▸ Request: Output the lines from the one containing "Segment this screenshot: for" through the one containing "List every element", both included, reproducing them verbatim. Omit the pictures from your answer.

▸ Available data:
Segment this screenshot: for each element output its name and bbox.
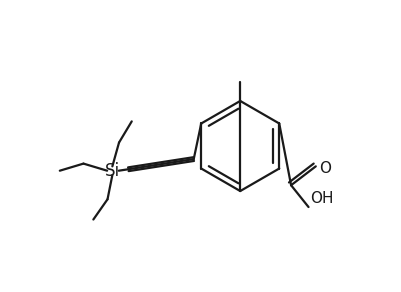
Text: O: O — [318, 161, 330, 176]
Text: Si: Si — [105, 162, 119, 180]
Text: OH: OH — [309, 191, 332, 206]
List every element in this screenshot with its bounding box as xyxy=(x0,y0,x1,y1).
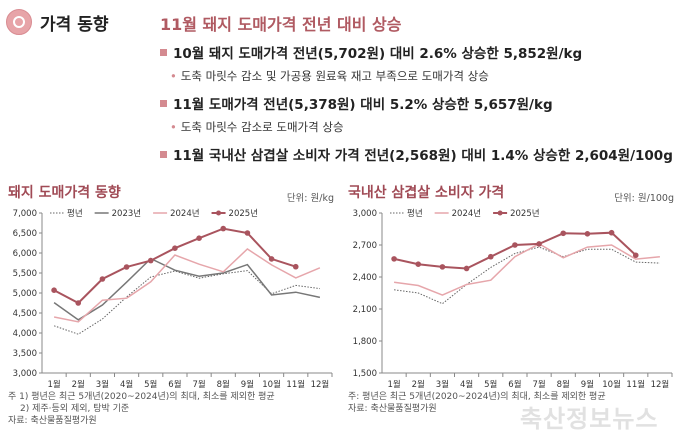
* * *
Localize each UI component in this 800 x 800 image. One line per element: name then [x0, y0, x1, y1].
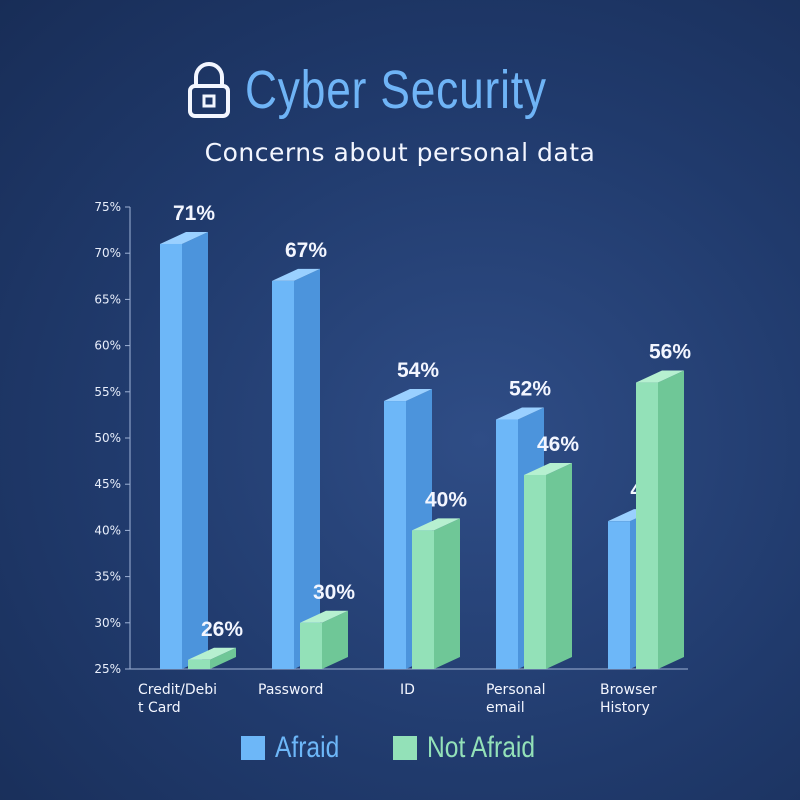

▸ The output:
Segment this screenshot: for each element output its name and bbox.
Text: O: O — [318, 161, 330, 176]
Text: Si: Si — [105, 162, 119, 180]
Text: OH: OH — [309, 191, 332, 206]
List every element in this screenshot with its bounding box as xyxy=(x0,y0,x1,y1).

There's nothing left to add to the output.